*Problem*.
With the images removed, repeat the data below exactly.

>> begin Data

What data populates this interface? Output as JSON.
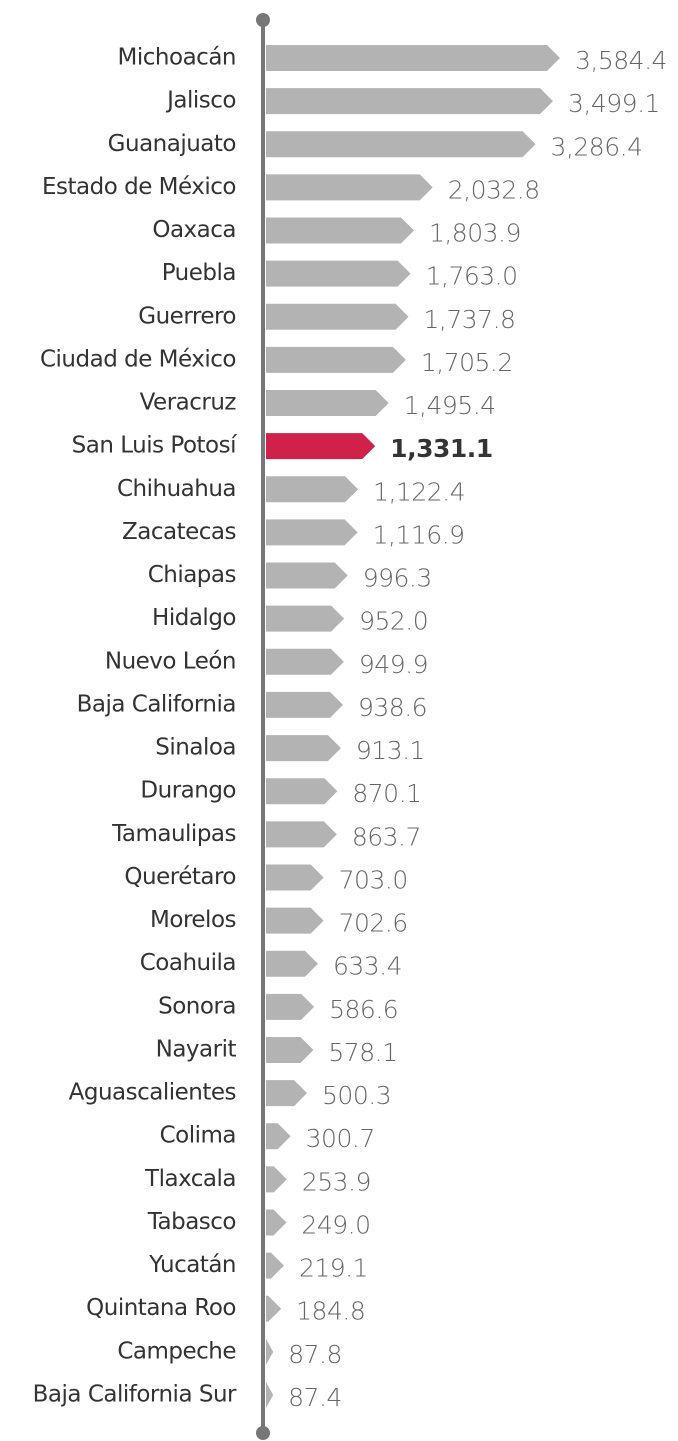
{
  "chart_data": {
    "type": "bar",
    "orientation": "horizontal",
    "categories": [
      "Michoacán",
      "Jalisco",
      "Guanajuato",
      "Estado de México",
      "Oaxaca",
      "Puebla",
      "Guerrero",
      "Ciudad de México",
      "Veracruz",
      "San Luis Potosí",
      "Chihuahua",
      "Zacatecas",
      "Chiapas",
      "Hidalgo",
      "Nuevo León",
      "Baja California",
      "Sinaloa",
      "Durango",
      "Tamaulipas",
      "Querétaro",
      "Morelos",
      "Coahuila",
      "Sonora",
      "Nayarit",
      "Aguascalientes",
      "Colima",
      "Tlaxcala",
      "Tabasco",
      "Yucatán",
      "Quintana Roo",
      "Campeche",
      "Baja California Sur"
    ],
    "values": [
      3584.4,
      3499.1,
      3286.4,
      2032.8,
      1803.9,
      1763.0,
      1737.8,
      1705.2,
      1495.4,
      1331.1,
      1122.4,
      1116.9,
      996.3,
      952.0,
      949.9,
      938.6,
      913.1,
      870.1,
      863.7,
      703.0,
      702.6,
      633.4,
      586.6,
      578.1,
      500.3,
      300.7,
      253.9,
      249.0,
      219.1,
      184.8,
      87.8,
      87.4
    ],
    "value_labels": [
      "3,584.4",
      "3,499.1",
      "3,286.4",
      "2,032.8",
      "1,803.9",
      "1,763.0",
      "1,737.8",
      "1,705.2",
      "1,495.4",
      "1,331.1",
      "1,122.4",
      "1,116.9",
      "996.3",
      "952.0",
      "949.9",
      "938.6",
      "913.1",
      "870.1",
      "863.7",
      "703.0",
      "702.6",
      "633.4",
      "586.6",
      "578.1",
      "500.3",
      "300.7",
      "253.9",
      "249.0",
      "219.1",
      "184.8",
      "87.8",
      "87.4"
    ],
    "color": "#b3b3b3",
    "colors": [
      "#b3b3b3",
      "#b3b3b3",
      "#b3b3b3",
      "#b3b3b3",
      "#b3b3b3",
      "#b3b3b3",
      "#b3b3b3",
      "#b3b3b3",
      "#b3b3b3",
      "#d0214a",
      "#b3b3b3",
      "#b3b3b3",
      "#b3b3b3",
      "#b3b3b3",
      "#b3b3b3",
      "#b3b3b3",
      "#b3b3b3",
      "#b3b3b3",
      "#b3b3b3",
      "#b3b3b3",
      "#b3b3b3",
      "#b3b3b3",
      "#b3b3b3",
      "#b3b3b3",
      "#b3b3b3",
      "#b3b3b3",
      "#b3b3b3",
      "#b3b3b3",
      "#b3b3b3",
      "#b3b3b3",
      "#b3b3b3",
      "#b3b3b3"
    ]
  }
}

>> end Data

*The solution*.
What data populates this interface? Output as JSON.
{
  "chart_data": {
    "type": "bar",
    "orientation": "horizontal",
    "categories": [
      "Michoacán",
      "Jalisco",
      "Guanajuato",
      "Estado de México",
      "Oaxaca",
      "Puebla",
      "Guerrero",
      "Ciudad de México",
      "Veracruz",
      "San Luis Potosí",
      "Chihuahua",
      "Zacatecas",
      "Chiapas",
      "Hidalgo",
      "Nuevo León",
      "Baja California",
      "Sinaloa",
      "Durango",
      "Tamaulipas",
      "Querétaro",
      "Morelos",
      "Coahuila",
      "Sonora",
      "Nayarit",
      "Aguascalientes",
      "Colima",
      "Tlaxcala",
      "Tabasco",
      "Yucatán",
      "Quintana Roo",
      "Campeche",
      "Baja California Sur"
    ],
    "values": [
      3584.4,
      3499.1,
      3286.4,
      2032.8,
      1803.9,
      1763.0,
      1737.8,
      1705.2,
      1495.4,
      1331.1,
      1122.4,
      1116.9,
      996.3,
      952.0,
      949.9,
      938.6,
      913.1,
      870.1,
      863.7,
      703.0,
      702.6,
      633.4,
      586.6,
      578.1,
      500.3,
      300.7,
      253.9,
      249.0,
      219.1,
      184.8,
      87.8,
      87.4
    ],
    "value_labels": [
      "3,584.4",
      "3,499.1",
      "3,286.4",
      "2,032.8",
      "1,803.9",
      "1,763.0",
      "1,737.8",
      "1,705.2",
      "1,495.4",
      "1,331.1",
      "1,122.4",
      "1,116.9",
      "996.3",
      "952.0",
      "949.9",
      "938.6",
      "913.1",
      "870.1",
      "863.7",
      "703.0",
      "702.6",
      "633.4",
      "586.6",
      "578.1",
      "500.3",
      "300.7",
      "253.9",
      "249.0",
      "219.1",
      "184.8",
      "87.8",
      "87.4"
    ],
    "color": "#b3b3b3",
    "colors": [
      "#b3b3b3",
      "#b3b3b3",
      "#b3b3b3",
      "#b3b3b3",
      "#b3b3b3",
      "#b3b3b3",
      "#b3b3b3",
      "#b3b3b3",
      "#b3b3b3",
      "#d0214a",
      "#b3b3b3",
      "#b3b3b3",
      "#b3b3b3",
      "#b3b3b3",
      "#b3b3b3",
      "#b3b3b3",
      "#b3b3b3",
      "#b3b3b3",
      "#b3b3b3",
      "#b3b3b3",
      "#b3b3b3",
      "#b3b3b3",
      "#b3b3b3",
      "#b3b3b3",
      "#b3b3b3",
      "#b3b3b3",
      "#b3b3b3",
      "#b3b3b3",
      "#b3b3b3",
      "#b3b3b3",
      "#b3b3b3",
      "#b3b3b3"
    ]
  }
}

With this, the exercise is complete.